### Exercise directions
Search the material and gather each line with "JSON" in it.

### Record list
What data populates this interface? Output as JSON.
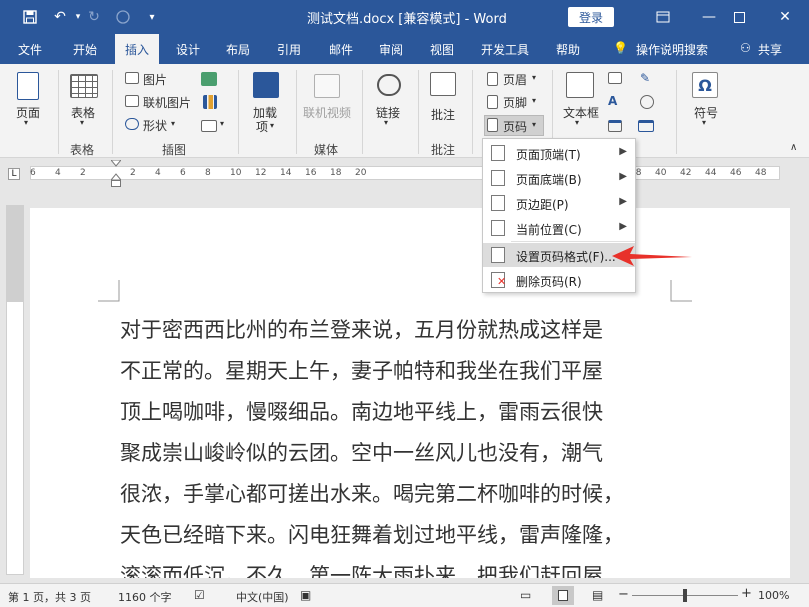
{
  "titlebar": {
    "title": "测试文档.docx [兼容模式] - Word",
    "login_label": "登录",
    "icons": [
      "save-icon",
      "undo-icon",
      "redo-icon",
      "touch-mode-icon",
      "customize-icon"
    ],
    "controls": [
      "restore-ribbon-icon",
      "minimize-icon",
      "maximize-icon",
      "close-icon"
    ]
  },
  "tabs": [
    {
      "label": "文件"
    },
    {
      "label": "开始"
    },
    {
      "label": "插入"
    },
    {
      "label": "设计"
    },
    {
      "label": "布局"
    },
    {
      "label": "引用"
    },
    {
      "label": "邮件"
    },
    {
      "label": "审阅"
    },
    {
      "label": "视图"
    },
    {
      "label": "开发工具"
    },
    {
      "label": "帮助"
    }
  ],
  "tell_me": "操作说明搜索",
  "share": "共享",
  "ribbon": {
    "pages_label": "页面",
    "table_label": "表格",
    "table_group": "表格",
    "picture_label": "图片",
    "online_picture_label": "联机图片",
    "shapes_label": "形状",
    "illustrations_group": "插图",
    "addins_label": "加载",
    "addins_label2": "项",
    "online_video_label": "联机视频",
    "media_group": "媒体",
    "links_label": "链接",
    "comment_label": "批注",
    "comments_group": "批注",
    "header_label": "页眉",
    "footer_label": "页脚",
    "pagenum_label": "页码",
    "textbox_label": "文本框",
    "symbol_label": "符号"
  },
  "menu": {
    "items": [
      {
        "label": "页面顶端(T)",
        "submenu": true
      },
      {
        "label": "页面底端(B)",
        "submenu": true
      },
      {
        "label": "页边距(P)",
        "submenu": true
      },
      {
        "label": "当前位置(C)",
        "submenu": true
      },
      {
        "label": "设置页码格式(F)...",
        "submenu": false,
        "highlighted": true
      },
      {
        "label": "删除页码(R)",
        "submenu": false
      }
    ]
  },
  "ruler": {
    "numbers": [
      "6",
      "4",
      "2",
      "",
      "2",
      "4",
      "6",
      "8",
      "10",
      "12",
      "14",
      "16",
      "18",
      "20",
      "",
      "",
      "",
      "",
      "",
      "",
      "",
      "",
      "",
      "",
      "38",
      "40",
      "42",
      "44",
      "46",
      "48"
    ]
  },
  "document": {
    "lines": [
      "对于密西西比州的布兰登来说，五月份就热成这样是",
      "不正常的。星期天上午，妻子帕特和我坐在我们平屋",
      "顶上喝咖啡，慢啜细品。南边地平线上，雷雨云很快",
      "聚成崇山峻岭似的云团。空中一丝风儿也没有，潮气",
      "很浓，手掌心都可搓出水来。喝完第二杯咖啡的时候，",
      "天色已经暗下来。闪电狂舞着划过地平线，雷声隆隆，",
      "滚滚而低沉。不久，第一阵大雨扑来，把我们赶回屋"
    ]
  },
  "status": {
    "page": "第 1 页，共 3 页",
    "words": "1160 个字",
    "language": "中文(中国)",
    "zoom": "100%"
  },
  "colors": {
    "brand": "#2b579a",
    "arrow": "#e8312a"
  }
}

---

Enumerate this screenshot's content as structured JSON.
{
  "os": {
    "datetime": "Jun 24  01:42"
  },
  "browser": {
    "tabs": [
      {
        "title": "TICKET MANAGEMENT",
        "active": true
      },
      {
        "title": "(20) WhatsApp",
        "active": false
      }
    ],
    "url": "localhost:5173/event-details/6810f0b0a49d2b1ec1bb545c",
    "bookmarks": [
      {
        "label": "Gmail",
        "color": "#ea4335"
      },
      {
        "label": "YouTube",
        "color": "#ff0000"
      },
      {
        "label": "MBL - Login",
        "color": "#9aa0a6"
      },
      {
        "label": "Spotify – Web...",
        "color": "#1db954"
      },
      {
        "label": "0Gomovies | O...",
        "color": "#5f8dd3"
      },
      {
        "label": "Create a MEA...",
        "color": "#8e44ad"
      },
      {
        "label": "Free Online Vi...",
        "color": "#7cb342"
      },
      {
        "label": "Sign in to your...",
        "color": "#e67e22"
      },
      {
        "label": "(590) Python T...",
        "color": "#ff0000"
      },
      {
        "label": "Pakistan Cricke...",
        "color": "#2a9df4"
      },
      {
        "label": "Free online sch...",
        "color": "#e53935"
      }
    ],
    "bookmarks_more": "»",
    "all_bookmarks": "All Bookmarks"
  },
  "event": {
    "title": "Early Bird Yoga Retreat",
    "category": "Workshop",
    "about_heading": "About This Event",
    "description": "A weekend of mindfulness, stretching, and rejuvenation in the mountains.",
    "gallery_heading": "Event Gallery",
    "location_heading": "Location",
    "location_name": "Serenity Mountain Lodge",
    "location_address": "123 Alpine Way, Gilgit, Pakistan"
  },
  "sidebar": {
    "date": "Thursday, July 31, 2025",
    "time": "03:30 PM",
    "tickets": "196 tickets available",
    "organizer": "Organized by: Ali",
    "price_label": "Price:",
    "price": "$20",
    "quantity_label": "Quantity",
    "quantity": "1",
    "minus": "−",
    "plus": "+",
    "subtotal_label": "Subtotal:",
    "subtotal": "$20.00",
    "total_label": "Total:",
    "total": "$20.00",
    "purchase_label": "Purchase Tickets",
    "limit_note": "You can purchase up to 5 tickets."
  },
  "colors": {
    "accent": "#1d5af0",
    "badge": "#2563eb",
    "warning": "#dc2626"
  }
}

### Written solution
What data populates this interface? Output as JSON.
Enumerate this screenshot's content as structured JSON.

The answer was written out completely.